■ REQUIREMENTS
Among the lines below, how many carry the string "this"? Reply with a number and nothing else.

Dataset excerpt:
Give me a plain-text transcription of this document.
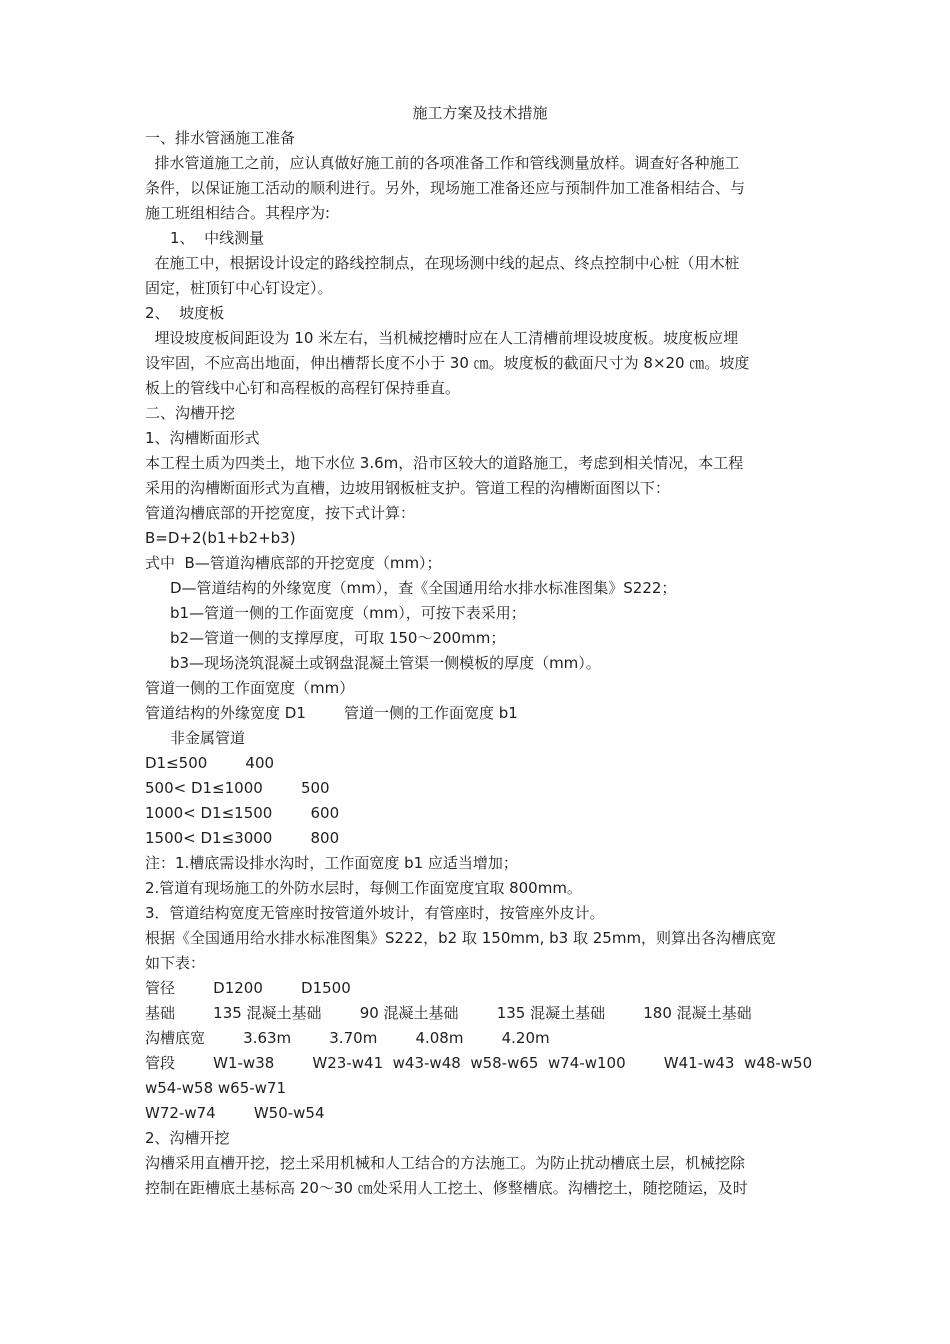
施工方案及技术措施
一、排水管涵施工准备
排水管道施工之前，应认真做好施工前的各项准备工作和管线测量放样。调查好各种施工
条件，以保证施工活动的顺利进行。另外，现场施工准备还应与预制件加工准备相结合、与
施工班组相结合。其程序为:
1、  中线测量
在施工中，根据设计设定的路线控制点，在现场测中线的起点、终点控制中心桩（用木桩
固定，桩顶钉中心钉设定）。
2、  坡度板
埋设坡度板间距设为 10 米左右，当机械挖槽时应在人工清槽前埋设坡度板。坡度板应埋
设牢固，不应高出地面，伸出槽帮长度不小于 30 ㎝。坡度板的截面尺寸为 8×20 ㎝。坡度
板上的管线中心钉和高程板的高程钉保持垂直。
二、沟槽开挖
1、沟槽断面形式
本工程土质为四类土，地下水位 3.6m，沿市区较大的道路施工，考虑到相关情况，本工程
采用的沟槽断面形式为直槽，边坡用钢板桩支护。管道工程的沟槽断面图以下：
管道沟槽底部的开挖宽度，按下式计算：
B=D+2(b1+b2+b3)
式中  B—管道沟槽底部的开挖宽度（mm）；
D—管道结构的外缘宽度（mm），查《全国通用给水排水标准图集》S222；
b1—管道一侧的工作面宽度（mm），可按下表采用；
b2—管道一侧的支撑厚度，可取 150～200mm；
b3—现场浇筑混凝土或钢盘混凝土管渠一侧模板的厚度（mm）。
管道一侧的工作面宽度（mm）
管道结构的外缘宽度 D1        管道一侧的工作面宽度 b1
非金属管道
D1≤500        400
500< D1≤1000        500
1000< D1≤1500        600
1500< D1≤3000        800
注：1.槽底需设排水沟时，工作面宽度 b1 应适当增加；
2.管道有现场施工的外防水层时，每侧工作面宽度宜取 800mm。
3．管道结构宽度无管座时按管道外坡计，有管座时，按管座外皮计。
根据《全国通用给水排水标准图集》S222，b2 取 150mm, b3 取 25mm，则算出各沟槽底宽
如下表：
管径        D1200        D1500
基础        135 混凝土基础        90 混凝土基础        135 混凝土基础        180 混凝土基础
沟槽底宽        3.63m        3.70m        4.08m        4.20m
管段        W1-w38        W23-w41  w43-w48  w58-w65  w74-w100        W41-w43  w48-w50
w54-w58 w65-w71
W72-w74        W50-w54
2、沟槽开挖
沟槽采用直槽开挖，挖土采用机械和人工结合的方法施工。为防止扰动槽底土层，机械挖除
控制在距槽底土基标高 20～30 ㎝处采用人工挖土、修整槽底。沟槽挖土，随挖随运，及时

--

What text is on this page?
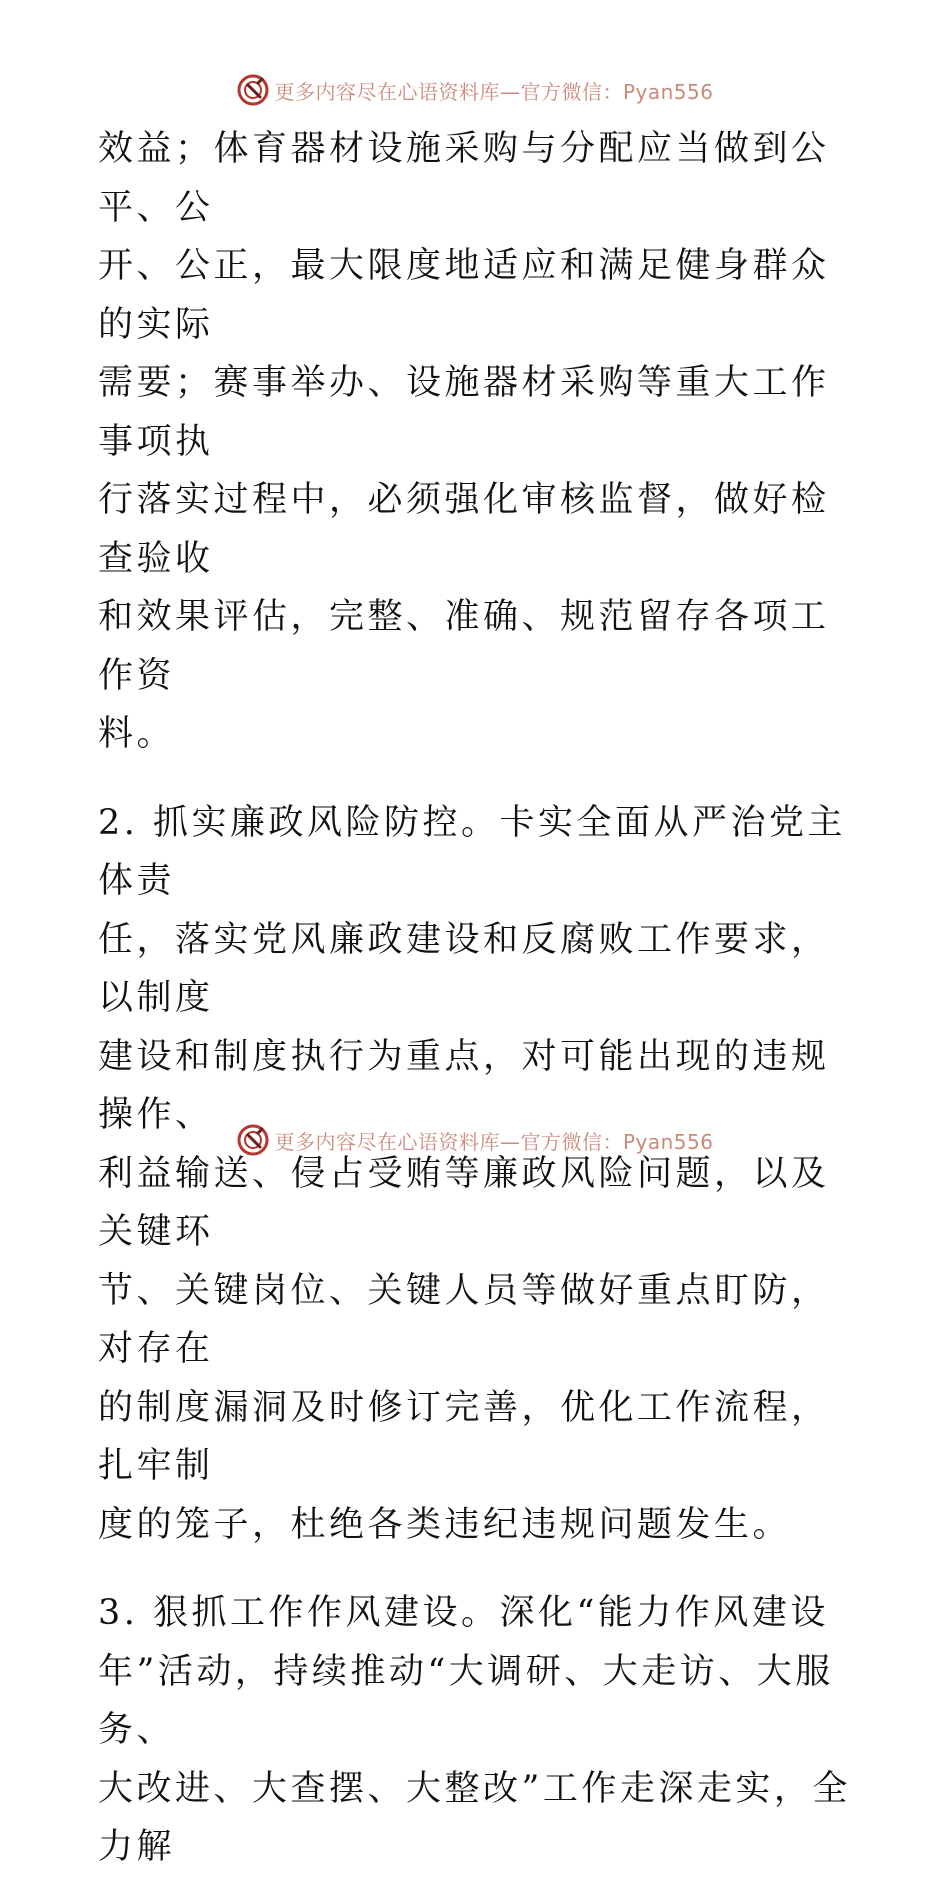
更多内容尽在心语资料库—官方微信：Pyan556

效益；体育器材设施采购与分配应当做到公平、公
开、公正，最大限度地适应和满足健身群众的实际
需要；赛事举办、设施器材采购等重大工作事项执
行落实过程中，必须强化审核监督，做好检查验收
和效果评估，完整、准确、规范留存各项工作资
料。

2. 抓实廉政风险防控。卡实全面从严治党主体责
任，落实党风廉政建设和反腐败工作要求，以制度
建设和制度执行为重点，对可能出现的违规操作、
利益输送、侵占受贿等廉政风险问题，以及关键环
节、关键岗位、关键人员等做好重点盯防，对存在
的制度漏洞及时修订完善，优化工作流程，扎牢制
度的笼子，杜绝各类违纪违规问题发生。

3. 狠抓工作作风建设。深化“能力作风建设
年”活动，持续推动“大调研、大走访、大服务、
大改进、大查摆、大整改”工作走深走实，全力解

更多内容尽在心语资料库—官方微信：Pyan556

==

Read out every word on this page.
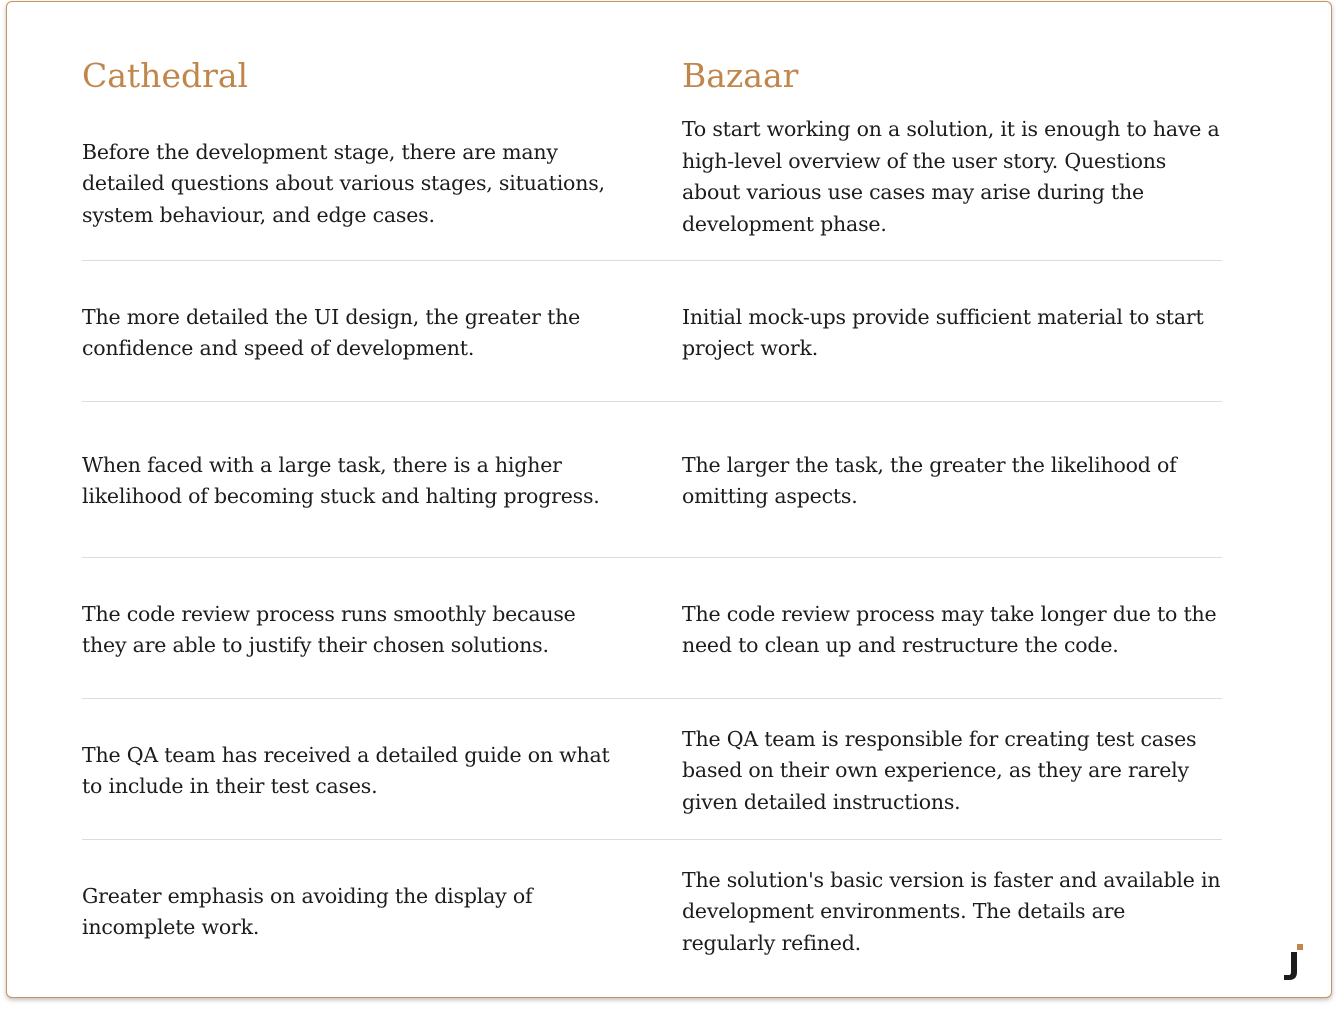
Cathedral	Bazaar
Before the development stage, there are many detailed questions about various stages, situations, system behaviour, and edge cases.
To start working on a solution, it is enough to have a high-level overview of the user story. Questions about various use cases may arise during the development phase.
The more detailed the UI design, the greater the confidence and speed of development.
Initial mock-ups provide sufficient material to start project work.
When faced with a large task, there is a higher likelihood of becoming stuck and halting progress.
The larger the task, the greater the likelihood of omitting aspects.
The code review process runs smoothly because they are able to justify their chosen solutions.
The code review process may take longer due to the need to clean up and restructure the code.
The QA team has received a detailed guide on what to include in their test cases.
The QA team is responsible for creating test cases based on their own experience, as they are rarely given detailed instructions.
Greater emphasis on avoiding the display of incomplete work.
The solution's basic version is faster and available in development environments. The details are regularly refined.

■ RESULT
3